**The request:** Please repeat all of the lines that follow, exactly as written.

[start Input data]

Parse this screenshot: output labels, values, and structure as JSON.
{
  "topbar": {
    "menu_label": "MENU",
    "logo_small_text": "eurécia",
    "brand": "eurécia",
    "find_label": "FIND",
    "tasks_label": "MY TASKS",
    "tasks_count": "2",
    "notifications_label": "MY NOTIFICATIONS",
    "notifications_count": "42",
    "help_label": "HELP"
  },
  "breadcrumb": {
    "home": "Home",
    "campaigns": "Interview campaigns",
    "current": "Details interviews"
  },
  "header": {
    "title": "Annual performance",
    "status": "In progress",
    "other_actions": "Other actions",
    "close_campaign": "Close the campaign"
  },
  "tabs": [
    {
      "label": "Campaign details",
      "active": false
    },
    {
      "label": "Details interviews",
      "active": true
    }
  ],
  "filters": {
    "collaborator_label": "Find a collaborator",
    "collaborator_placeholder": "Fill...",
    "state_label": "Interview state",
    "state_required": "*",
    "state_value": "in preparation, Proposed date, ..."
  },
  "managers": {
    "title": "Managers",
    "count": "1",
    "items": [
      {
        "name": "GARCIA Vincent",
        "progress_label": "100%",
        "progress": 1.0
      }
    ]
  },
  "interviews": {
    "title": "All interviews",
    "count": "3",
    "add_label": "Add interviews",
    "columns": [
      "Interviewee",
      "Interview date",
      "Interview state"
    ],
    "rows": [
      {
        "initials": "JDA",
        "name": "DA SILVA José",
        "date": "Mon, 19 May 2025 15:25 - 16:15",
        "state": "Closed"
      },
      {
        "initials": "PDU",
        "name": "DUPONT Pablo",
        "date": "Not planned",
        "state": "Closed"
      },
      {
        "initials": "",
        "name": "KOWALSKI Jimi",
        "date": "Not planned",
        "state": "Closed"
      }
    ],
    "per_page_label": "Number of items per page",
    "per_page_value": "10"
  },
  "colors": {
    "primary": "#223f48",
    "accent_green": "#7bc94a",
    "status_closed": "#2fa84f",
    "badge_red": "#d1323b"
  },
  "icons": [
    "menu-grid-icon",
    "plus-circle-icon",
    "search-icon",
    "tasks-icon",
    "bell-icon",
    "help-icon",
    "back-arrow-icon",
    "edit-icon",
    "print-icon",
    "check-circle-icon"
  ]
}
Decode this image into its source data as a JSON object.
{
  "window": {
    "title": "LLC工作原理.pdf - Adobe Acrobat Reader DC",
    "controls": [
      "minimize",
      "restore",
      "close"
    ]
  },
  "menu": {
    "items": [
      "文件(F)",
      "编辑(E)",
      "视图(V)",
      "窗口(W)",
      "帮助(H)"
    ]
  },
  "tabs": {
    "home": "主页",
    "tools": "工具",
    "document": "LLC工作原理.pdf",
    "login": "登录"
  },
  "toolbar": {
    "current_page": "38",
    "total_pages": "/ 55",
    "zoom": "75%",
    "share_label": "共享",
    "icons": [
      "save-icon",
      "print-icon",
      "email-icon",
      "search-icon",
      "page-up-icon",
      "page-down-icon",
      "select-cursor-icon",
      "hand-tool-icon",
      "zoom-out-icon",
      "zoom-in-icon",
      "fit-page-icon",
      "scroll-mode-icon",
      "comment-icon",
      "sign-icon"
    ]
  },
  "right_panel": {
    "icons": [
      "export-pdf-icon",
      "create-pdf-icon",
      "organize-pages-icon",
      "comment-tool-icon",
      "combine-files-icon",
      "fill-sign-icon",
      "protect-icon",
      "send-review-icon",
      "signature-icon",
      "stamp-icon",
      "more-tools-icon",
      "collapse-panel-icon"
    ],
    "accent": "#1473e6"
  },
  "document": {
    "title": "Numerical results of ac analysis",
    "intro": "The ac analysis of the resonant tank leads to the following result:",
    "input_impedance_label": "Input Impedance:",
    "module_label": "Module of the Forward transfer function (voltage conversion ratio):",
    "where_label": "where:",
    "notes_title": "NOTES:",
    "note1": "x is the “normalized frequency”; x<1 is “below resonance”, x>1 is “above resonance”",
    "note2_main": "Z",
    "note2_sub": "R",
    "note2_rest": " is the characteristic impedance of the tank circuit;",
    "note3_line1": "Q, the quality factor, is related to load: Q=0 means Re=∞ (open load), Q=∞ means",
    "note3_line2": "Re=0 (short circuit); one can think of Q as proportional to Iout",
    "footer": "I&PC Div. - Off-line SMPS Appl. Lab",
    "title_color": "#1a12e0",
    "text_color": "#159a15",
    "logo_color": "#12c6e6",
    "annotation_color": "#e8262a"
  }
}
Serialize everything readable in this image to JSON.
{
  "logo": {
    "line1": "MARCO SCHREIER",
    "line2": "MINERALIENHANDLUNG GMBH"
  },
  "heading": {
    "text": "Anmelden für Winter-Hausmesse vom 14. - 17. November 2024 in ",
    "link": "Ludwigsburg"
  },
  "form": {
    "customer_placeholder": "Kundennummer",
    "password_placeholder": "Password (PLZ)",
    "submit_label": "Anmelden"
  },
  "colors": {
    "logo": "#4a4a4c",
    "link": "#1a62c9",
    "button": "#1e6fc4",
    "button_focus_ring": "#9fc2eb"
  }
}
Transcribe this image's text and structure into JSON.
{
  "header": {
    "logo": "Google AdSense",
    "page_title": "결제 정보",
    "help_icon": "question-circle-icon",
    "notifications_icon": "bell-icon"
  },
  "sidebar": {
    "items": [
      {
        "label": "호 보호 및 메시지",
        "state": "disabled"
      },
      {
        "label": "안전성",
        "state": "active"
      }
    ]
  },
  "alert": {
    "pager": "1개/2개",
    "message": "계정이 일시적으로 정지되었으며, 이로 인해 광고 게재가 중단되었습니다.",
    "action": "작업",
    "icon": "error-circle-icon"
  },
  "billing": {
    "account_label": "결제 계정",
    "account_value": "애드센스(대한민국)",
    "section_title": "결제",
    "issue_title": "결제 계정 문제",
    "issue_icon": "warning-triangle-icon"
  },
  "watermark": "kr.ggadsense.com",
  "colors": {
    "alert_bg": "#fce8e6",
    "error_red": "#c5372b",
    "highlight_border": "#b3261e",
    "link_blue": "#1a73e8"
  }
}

[end Input data]

**Task result:**
Parse this screenshot: output labels, values, and structure as JSON.
{
  "topbar": {
    "menu_label": "MENU",
    "logo_small_text": "eurécia",
    "brand": "eurécia",
    "find_label": "FIND",
    "tasks_label": "MY TASKS",
    "tasks_count": "2",
    "notifications_label": "MY NOTIFICATIONS",
    "notifications_count": "42",
    "help_label": "HELP"
  },
  "breadcrumb": {
    "home": "Home",
    "campaigns": "Interview campaigns",
    "current": "Details interviews"
  },
  "header": {
    "title": "Annual performance",
    "status": "In progress",
    "other_actions": "Other actions",
    "close_campaign": "Close the campaign"
  },
  "tabs": [
    {
      "label": "Campaign details",
      "active": false
    },
    {
      "label": "Details interviews",
      "active": true
    }
  ],
  "filters": {
    "collaborator_label": "Find a collaborator",
    "collaborator_placeholder": "Fill...",
    "state_label": "Interview state",
    "state_required": "*",
    "state_value": "in preparation, Proposed date, ..."
  },
  "managers": {
    "title": "Managers",
    "count": "1",
    "items": [
      {
        "name": "GARCIA Vincent",
        "progress_label": "100%",
        "progress": 1.0
      }
    ]
  },
  "interviews": {
    "title": "All interviews",
    "count": "3",
    "add_label": "Add interviews",
    "columns": [
      "Interviewee",
      "Interview date",
      "Interview state"
    ],
    "rows": [
      {
        "initials": "JDA",
        "name": "DA SILVA José",
        "date": "Mon, 19 May 2025 15:25 - 16:15",
        "state": "Closed"
      },
      {
        "initials": "PDU",
        "name": "DUPONT Pablo",
        "date": "Not planned",
        "state": "Closed"
      },
      {
        "initials": "",
        "name": "KOWALSKI Jimi",
        "date": "Not planned",
        "state": "Closed"
      }
    ],
    "per_page_label": "Number of items per page",
    "per_page_value": "10"
  },
  "colors": {
    "primary": "#223f48",
    "accent_green": "#7bc94a",
    "status_closed": "#2fa84f",
    "badge_red": "#d1323b"
  },
  "icons": [
    "menu-grid-icon",
    "plus-circle-icon",
    "search-icon",
    "tasks-icon",
    "bell-icon",
    "help-icon",
    "back-arrow-icon",
    "edit-icon",
    "print-icon",
    "check-circle-icon"
  ]
}
Decode this image into its source data as a JSON object.
{
  "window": {
    "title": "LLC工作原理.pdf - Adobe Acrobat Reader DC",
    "controls": [
      "minimize",
      "restore",
      "close"
    ]
  },
  "menu": {
    "items": [
      "文件(F)",
      "编辑(E)",
      "视图(V)",
      "窗口(W)",
      "帮助(H)"
    ]
  },
  "tabs": {
    "home": "主页",
    "tools": "工具",
    "document": "LLC工作原理.pdf",
    "login": "登录"
  },
  "toolbar": {
    "current_page": "38",
    "total_pages": "/ 55",
    "zoom": "75%",
    "share_label": "共享",
    "icons": [
      "save-icon",
      "print-icon",
      "email-icon",
      "search-icon",
      "page-up-icon",
      "page-down-icon",
      "select-cursor-icon",
      "hand-tool-icon",
      "zoom-out-icon",
      "zoom-in-icon",
      "fit-page-icon",
      "scroll-mode-icon",
      "comment-icon",
      "sign-icon"
    ]
  },
  "right_panel": {
    "icons": [
      "export-pdf-icon",
      "create-pdf-icon",
      "organize-pages-icon",
      "comment-tool-icon",
      "combine-files-icon",
      "fill-sign-icon",
      "protect-icon",
      "send-review-icon",
      "signature-icon",
      "stamp-icon",
      "more-tools-icon",
      "collapse-panel-icon"
    ],
    "accent": "#1473e6"
  },
  "document": {
    "title": "Numerical results of ac analysis",
    "intro": "The ac analysis of the resonant tank leads to the following result:",
    "input_impedance_label": "Input Impedance:",
    "module_label": "Module of the Forward transfer function (voltage conversion ratio):",
    "where_label": "where:",
    "notes_title": "NOTES:",
    "note1": "x is the “normalized frequency”; x<1 is “below resonance”, x>1 is “above resonance”",
    "note2_main": "Z",
    "note2_sub": "R",
    "note2_rest": " is the characteristic impedance of the tank circuit;",
    "note3_line1": "Q, the quality factor, is related to load: Q=0 means Re=∞ (open load), Q=∞ means",
    "note3_line2": "Re=0 (short circuit); one can think of Q as proportional to Iout",
    "footer": "I&PC Div. - Off-line SMPS Appl. Lab",
    "title_color": "#1a12e0",
    "text_color": "#159a15",
    "logo_color": "#12c6e6",
    "annotation_color": "#e8262a"
  }
}
Serialize everything readable in this image to JSON.
{
  "logo": {
    "line1": "MARCO SCHREIER",
    "line2": "MINERALIENHANDLUNG GMBH"
  },
  "heading": {
    "text": "Anmelden für Winter-Hausmesse vom 14. - 17. November 2024 in ",
    "link": "Ludwigsburg"
  },
  "form": {
    "customer_placeholder": "Kundennummer",
    "password_placeholder": "Password (PLZ)",
    "submit_label": "Anmelden"
  },
  "colors": {
    "logo": "#4a4a4c",
    "link": "#1a62c9",
    "button": "#1e6fc4",
    "button_focus_ring": "#9fc2eb"
  }
}
Transcribe this image's text and structure into JSON.
{
  "header": {
    "logo": "Google AdSense",
    "page_title": "결제 정보",
    "help_icon": "question-circle-icon",
    "notifications_icon": "bell-icon"
  },
  "sidebar": {
    "items": [
      {
        "label": "호 보호 및 메시지",
        "state": "disabled"
      },
      {
        "label": "안전성",
        "state": "active"
      }
    ]
  },
  "alert": {
    "pager": "1개/2개",
    "message": "계정이 일시적으로 정지되었으며, 이로 인해 광고 게재가 중단되었습니다.",
    "action": "작업",
    "icon": "error-circle-icon"
  },
  "billing": {
    "account_label": "결제 계정",
    "account_value": "애드센스(대한민국)",
    "section_title": "결제",
    "issue_title": "결제 계정 문제",
    "issue_icon": "warning-triangle-icon"
  },
  "watermark": "kr.ggadsense.com",
  "colors": {
    "alert_bg": "#fce8e6",
    "error_red": "#c5372b",
    "highlight_border": "#b3261e",
    "link_blue": "#1a73e8"
  }
}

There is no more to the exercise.